## start Material shown

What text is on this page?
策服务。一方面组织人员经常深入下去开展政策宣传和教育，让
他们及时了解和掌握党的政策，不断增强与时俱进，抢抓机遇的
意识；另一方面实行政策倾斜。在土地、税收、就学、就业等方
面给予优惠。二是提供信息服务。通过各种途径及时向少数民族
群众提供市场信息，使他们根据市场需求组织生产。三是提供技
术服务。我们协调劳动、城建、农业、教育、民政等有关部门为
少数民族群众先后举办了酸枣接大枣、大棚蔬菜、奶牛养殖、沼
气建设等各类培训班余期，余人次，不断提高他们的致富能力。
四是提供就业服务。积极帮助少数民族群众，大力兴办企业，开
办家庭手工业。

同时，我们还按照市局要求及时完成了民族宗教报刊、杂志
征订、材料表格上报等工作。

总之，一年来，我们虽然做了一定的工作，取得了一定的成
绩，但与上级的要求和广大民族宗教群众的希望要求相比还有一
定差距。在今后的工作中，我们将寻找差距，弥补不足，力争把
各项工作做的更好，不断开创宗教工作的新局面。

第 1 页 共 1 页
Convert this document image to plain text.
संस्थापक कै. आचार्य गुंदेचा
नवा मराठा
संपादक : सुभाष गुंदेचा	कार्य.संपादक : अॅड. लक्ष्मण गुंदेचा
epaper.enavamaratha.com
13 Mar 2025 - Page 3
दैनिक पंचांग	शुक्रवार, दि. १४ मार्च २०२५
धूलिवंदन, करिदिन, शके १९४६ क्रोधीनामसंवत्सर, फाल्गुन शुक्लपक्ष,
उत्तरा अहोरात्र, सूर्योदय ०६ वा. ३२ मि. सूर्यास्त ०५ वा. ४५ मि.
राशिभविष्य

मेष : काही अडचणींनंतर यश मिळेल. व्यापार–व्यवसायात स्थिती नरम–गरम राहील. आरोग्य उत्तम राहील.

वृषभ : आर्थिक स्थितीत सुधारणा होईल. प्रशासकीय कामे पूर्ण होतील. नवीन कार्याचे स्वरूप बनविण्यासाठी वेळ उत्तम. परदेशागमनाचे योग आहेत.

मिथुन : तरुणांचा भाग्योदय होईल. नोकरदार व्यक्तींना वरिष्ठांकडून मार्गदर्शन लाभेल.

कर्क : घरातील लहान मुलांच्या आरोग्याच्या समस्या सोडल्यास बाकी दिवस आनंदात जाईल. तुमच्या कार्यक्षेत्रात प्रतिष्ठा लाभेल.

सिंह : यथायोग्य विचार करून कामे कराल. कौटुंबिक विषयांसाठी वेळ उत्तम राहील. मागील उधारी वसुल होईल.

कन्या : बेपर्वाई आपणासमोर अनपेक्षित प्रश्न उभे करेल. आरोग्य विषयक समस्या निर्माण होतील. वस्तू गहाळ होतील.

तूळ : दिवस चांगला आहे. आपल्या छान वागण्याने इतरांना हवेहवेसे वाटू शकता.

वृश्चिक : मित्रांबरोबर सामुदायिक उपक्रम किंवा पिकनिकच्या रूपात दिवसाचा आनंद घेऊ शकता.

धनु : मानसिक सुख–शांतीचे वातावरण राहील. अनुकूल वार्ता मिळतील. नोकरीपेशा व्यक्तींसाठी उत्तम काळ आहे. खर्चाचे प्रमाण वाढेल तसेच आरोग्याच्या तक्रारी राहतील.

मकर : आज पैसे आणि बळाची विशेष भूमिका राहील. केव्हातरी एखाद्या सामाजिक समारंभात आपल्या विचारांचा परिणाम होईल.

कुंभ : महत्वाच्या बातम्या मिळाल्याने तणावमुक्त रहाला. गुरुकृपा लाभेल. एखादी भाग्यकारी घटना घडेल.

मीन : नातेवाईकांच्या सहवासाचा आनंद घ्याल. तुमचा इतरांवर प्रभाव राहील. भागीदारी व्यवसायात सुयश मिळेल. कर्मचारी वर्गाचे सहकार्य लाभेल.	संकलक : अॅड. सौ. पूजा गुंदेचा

## end Material shown

◆ **The task**: Go through the entries and repeat each one exactly.

◆ **Completed task**:
What text is on this page?
策服务。一方面组织人员经常深入下去开展政策宣传和教育，让
他们及时了解和掌握党的政策，不断增强与时俱进，抢抓机遇的
意识；另一方面实行政策倾斜。在土地、税收、就学、就业等方
面给予优惠。二是提供信息服务。通过各种途径及时向少数民族
群众提供市场信息，使他们根据市场需求组织生产。三是提供技
术服务。我们协调劳动、城建、农业、教育、民政等有关部门为
少数民族群众先后举办了酸枣接大枣、大棚蔬菜、奶牛养殖、沼
气建设等各类培训班余期，余人次，不断提高他们的致富能力。
四是提供就业服务。积极帮助少数民族群众，大力兴办企业，开
办家庭手工业。

同时，我们还按照市局要求及时完成了民族宗教报刊、杂志
征订、材料表格上报等工作。

总之，一年来，我们虽然做了一定的工作，取得了一定的成
绩，但与上级的要求和广大民族宗教群众的希望要求相比还有一
定差距。在今后的工作中，我们将寻找差距，弥补不足，力争把
各项工作做的更好，不断开创宗教工作的新局面。

第 1 页 共 1 页
Convert this document image to plain text.
संस्थापक कै. आचार्य गुंदेचा
नवा मराठा
संपादक : सुभाष गुंदेचा	कार्य.संपादक : अॅड. लक्ष्मण गुंदेचा
epaper.enavamaratha.com
13 Mar 2025 - Page 3
दैनिक पंचांग	शुक्रवार, दि. १४ मार्च २०२५
धूलिवंदन, करिदिन, शके १९४६ क्रोधीनामसंवत्सर, फाल्गुन शुक्लपक्ष,
उत्तरा अहोरात्र, सूर्योदय ०६ वा. ३२ मि. सूर्यास्त ०५ वा. ४५ मि.
राशिभविष्य

मेष : काही अडचणींनंतर यश मिळेल. व्यापार–व्यवसायात स्थिती नरम–गरम राहील. आरोग्य उत्तम राहील.

वृषभ : आर्थिक स्थितीत सुधारणा होईल. प्रशासकीय कामे पूर्ण होतील. नवीन कार्याचे स्वरूप बनविण्यासाठी वेळ उत्तम. परदेशागमनाचे योग आहेत.

मिथुन : तरुणांचा भाग्योदय होईल. नोकरदार व्यक्तींना वरिष्ठांकडून मार्गदर्शन लाभेल.

कर्क : घरातील लहान मुलांच्या आरोग्याच्या समस्या सोडल्यास बाकी दिवस आनंदात जाईल. तुमच्या कार्यक्षेत्रात प्रतिष्ठा लाभेल.

सिंह : यथायोग्य विचार करून कामे कराल. कौटुंबिक विषयांसाठी वेळ उत्तम राहील. मागील उधारी वसुल होईल.

कन्या : बेपर्वाई आपणासमोर अनपेक्षित प्रश्न उभे करेल. आरोग्य विषयक समस्या निर्माण होतील. वस्तू गहाळ होतील.

तूळ : दिवस चांगला आहे. आपल्या छान वागण्याने इतरांना हवेहवेसे वाटू शकता.

वृश्चिक : मित्रांबरोबर सामुदायिक उपक्रम किंवा पिकनिकच्या रूपात दिवसाचा आनंद घेऊ शकता.

धनु : मानसिक सुख–शांतीचे वातावरण राहील. अनुकूल वार्ता मिळतील. नोकरीपेशा व्यक्तींसाठी उत्तम काळ आहे. खर्चाचे प्रमाण वाढेल तसेच आरोग्याच्या तक्रारी राहतील.

मकर : आज पैसे आणि बळाची विशेष भूमिका राहील. केव्हातरी एखाद्या सामाजिक समारंभात आपल्या विचारांचा परिणाम होईल.

कुंभ : महत्वाच्या बातम्या मिळाल्याने तणावमुक्त रहाला. गुरुकृपा लाभेल. एखादी भाग्यकारी घटना घडेल.

मीन : नातेवाईकांच्या सहवासाचा आनंद घ्याल. तुमचा इतरांवर प्रभाव राहील. भागीदारी व्यवसायात सुयश मिळेल. कर्मचारी वर्गाचे सहकार्य लाभेल.	संकलक : अॅड. सौ. पूजा गुंदेचा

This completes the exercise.